--- Data records ---
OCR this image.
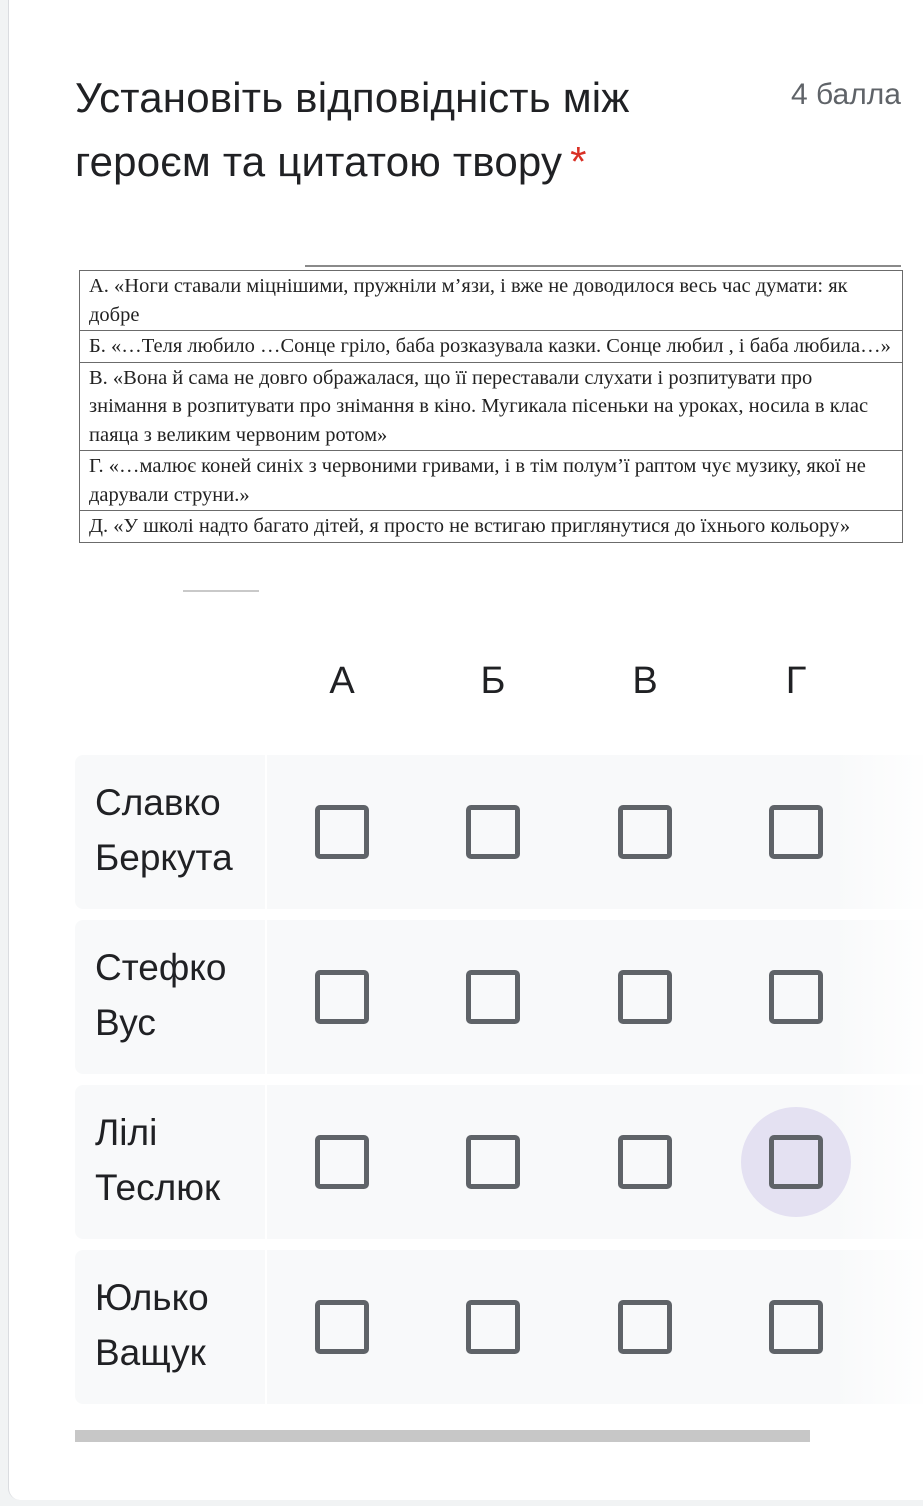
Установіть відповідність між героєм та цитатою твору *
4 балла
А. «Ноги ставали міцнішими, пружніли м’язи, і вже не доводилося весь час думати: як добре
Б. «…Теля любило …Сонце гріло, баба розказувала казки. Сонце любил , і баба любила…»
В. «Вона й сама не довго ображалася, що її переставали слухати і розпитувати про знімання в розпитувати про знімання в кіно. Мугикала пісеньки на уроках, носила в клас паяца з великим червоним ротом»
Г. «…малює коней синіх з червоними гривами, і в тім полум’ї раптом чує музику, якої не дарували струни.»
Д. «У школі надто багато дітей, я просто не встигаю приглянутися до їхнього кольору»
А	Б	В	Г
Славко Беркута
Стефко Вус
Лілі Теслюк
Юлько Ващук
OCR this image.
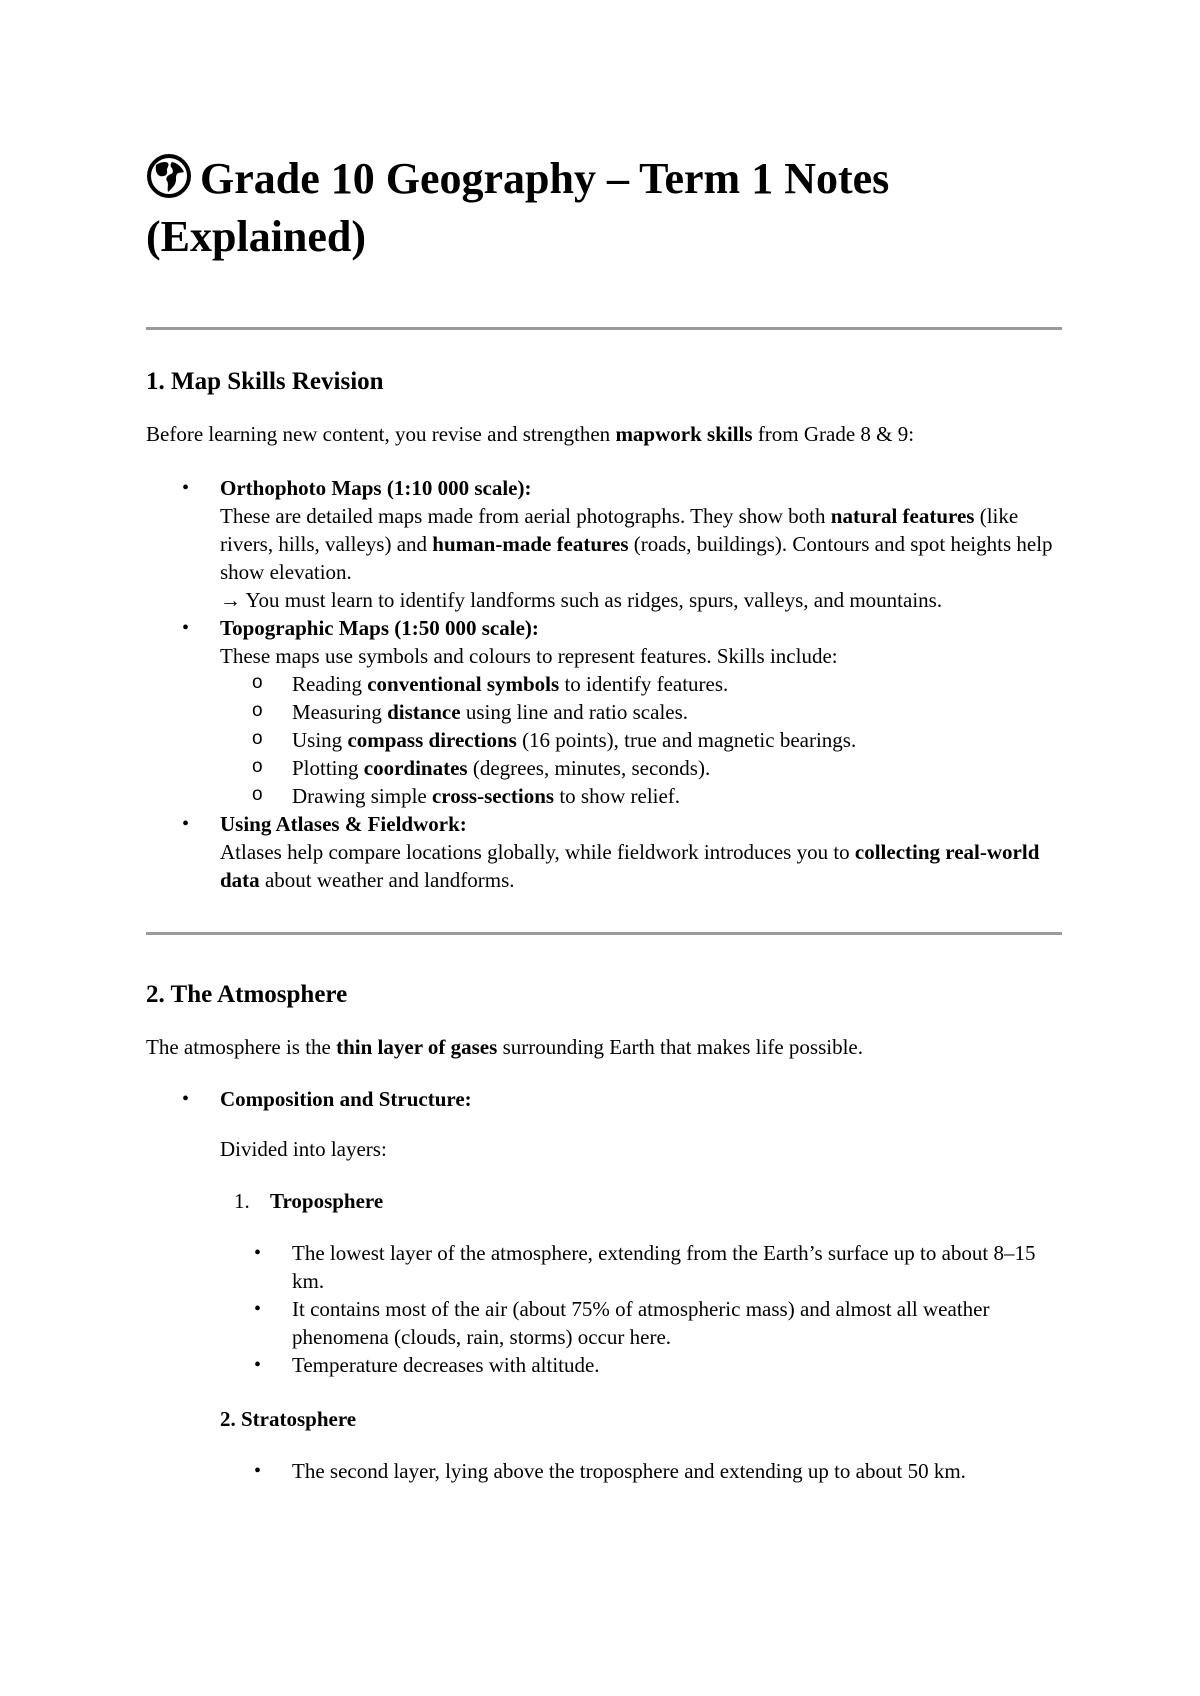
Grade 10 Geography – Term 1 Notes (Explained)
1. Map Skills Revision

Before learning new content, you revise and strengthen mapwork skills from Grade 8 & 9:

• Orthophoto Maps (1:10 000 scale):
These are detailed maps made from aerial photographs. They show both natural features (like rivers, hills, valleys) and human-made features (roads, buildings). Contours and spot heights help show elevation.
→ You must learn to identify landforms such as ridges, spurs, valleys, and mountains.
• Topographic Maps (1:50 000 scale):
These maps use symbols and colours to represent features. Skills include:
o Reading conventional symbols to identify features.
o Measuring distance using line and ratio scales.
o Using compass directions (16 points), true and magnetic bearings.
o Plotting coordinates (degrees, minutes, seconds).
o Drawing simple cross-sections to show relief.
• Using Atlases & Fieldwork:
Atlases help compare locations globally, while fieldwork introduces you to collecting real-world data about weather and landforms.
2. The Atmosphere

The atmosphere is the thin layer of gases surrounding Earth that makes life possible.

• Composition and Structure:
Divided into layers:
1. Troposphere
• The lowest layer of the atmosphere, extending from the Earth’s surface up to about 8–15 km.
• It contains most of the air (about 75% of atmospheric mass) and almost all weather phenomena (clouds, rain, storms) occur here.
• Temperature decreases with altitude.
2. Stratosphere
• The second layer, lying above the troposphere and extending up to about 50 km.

--- Exercise instructions ---
Quote the records above exactly, leaving out any pictures.

--- Task solution ---
OCR this image.
Установіть відповідність між героєм та цитатою твору *
4 балла
А. «Ноги ставали міцнішими, пружніли м’язи, і вже не доводилося весь час думати: як добре
Б. «…Теля любило …Сонце гріло, баба розказувала казки. Сонце любил , і баба любила…»
В. «Вона й сама не довго ображалася, що її переставали слухати і розпитувати про знімання в розпитувати про знімання в кіно. Мугикала пісеньки на уроках, носила в клас паяца з великим червоним ротом»
Г. «…малює коней синіх з червоними гривами, і в тім полум’ї раптом чує музику, якої не дарували струни.»
Д. «У школі надто багато дітей, я просто не встигаю приглянутися до їхнього кольору»
А	Б	В	Г
Славко Беркута
Стефко Вус
Лілі Теслюк
Юлько Ващук
OCR this image.
Grade 10 Geography – Term 1 Notes (Explained)
1. Map Skills Revision

Before learning new content, you revise and strengthen mapwork skills from Grade 8 & 9:

• Orthophoto Maps (1:10 000 scale):
These are detailed maps made from aerial photographs. They show both natural features (like rivers, hills, valleys) and human-made features (roads, buildings). Contours and spot heights help show elevation.
→ You must learn to identify landforms such as ridges, spurs, valleys, and mountains.
• Topographic Maps (1:50 000 scale):
These maps use symbols and colours to represent features. Skills include:
o Reading conventional symbols to identify features.
o Measuring distance using line and ratio scales.
o Using compass directions (16 points), true and magnetic bearings.
o Plotting coordinates (degrees, minutes, seconds).
o Drawing simple cross-sections to show relief.
• Using Atlases & Fieldwork:
Atlases help compare locations globally, while fieldwork introduces you to collecting real-world data about weather and landforms.
2. The Atmosphere

The atmosphere is the thin layer of gases surrounding Earth that makes life possible.

• Composition and Structure:
Divided into layers:
1. Troposphere
• The lowest layer of the atmosphere, extending from the Earth’s surface up to about 8–15 km.
• It contains most of the air (about 75% of atmospheric mass) and almost all weather phenomena (clouds, rain, storms) occur here.
• Temperature decreases with altitude.
2. Stratosphere
• The second layer, lying above the troposphere and extending up to about 50 km.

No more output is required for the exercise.